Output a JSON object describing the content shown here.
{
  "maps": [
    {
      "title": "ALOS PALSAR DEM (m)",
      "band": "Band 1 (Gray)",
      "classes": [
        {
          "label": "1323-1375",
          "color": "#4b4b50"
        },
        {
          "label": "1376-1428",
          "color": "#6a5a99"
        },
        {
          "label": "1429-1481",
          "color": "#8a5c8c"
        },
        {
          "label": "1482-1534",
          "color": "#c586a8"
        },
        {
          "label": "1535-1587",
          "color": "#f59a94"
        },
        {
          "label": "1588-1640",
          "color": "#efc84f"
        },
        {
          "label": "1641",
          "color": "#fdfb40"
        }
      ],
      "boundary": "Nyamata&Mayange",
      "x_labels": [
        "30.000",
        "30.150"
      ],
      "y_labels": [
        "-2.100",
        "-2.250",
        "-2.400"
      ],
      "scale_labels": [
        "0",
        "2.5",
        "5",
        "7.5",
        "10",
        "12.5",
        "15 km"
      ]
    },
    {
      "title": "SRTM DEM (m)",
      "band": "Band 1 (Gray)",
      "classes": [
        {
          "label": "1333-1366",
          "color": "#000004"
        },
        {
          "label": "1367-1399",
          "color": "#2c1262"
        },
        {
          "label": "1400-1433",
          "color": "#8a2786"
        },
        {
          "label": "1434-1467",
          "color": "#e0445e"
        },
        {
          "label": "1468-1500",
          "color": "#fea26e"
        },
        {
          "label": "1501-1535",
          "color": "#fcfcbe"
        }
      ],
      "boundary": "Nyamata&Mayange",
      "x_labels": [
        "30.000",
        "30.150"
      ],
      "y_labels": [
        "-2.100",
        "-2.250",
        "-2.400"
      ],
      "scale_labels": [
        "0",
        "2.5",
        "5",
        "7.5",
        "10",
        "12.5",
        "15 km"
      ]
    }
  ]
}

══════════════════════════════

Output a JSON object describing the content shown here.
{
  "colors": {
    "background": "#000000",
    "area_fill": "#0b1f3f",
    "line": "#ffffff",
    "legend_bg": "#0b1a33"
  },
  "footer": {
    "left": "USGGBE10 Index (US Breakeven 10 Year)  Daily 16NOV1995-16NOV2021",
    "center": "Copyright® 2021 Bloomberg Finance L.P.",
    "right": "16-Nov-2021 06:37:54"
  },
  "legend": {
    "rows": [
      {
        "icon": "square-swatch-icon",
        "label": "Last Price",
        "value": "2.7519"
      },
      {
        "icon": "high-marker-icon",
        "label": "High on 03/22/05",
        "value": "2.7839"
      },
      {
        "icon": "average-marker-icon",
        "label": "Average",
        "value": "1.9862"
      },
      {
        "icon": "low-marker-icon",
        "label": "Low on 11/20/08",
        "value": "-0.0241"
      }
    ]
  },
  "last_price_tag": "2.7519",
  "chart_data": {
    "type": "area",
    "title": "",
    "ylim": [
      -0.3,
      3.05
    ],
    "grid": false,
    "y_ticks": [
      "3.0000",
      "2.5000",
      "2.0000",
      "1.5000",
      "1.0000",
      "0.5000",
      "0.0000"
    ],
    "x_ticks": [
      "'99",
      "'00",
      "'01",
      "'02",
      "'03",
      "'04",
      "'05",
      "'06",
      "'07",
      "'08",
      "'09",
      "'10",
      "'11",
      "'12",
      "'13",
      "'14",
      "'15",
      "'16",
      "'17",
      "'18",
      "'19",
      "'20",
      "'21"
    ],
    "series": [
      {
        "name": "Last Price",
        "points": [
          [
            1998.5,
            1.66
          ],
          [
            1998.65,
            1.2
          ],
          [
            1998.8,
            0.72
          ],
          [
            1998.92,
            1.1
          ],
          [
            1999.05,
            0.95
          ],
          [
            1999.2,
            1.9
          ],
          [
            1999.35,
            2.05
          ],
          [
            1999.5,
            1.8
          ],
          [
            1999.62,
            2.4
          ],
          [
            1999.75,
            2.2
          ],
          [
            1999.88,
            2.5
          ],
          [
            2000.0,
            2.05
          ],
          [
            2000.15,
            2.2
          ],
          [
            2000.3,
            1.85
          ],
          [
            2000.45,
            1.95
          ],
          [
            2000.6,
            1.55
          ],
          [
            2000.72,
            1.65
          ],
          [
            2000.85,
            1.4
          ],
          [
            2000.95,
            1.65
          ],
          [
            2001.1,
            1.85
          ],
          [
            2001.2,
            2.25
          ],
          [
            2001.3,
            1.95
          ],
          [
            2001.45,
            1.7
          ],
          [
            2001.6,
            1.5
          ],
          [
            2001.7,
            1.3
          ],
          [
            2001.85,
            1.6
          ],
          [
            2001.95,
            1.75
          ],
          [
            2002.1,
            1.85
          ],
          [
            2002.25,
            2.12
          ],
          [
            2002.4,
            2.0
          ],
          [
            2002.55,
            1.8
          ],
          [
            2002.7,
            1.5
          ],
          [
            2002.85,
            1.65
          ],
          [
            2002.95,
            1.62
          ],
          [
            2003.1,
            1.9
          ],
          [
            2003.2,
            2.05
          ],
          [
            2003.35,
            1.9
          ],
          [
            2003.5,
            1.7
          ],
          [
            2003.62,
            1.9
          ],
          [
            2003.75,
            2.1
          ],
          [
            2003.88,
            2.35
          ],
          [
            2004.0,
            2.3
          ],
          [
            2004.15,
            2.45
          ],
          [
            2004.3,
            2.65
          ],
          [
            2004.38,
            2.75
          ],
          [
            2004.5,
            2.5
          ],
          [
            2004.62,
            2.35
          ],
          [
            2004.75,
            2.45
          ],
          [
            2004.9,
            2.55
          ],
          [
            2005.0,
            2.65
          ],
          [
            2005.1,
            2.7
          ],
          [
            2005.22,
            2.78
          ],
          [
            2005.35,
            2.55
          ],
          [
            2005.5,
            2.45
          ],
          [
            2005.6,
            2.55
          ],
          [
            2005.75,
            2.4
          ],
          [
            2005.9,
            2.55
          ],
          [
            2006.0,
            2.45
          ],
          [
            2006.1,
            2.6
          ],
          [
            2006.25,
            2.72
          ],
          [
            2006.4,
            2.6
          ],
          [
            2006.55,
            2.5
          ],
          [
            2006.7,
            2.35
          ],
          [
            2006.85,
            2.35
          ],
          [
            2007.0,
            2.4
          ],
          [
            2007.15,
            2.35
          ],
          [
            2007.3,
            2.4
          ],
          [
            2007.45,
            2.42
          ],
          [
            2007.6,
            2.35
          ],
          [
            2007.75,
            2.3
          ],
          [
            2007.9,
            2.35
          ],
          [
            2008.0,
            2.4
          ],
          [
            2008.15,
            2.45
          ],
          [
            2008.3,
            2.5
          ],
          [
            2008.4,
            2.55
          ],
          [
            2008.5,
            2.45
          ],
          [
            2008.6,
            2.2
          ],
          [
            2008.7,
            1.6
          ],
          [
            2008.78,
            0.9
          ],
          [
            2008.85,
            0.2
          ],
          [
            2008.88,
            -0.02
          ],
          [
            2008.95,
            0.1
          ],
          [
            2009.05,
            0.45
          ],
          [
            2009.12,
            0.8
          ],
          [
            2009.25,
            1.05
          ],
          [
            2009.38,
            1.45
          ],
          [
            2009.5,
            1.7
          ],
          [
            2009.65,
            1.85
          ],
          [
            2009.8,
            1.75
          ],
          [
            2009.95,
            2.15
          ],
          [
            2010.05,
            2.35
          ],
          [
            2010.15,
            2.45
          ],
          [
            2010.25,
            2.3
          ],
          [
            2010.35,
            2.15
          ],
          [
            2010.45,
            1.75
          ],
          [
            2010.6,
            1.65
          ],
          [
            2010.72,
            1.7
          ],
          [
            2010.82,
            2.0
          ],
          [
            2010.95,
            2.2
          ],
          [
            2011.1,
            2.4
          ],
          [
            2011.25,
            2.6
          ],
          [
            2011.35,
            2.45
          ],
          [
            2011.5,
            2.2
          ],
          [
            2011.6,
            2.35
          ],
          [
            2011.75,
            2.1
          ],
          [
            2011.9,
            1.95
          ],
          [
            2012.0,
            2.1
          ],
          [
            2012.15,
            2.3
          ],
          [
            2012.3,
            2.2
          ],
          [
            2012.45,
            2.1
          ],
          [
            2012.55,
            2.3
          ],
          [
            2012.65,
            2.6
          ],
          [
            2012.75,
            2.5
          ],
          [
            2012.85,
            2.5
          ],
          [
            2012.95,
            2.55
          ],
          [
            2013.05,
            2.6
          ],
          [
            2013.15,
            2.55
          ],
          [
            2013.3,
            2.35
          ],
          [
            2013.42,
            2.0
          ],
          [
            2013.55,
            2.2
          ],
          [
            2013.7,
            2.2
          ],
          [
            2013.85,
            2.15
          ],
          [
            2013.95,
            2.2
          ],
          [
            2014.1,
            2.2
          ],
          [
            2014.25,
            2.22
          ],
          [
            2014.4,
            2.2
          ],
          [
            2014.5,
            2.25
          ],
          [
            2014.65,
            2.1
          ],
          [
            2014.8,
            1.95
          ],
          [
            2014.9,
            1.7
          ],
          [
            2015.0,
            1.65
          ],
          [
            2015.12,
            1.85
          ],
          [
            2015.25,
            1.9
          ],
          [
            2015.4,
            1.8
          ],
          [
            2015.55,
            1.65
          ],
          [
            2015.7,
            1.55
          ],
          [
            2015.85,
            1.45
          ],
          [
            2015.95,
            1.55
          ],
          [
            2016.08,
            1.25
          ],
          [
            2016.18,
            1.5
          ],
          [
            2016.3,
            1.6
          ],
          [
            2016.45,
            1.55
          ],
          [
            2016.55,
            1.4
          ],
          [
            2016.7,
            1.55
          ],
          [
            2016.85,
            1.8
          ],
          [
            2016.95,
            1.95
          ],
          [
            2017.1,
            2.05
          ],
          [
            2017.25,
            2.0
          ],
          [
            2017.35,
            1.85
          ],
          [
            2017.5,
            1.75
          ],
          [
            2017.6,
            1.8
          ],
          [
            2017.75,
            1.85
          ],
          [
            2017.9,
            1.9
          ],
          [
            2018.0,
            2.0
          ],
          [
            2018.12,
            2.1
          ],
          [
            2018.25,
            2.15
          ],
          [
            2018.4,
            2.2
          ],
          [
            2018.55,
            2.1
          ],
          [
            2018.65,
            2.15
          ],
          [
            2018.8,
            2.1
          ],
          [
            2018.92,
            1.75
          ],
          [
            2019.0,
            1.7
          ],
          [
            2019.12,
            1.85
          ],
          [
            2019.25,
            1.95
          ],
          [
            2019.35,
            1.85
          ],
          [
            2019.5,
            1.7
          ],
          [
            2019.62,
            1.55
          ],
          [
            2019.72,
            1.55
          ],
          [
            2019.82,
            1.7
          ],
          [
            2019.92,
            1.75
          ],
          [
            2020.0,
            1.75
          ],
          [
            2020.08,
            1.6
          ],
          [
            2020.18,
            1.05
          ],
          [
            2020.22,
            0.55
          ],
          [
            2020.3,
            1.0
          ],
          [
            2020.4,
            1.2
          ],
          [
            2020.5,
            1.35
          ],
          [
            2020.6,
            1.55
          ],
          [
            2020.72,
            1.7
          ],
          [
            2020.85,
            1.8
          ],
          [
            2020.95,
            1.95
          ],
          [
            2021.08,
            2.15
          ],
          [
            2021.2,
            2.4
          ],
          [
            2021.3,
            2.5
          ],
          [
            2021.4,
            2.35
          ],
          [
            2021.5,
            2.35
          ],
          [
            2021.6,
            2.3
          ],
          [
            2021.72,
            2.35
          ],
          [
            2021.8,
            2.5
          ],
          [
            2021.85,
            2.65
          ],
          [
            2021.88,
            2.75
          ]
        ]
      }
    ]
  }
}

══════════════════════════════

Exercise task:
Scan the lines for the string "icon". Copy out each line that matches.

Exercise response:
        "icon": "square-swatch-icon",
        "icon": "high-marker-icon",
        "icon": "average-marker-icon",
        "icon": "low-marker-icon",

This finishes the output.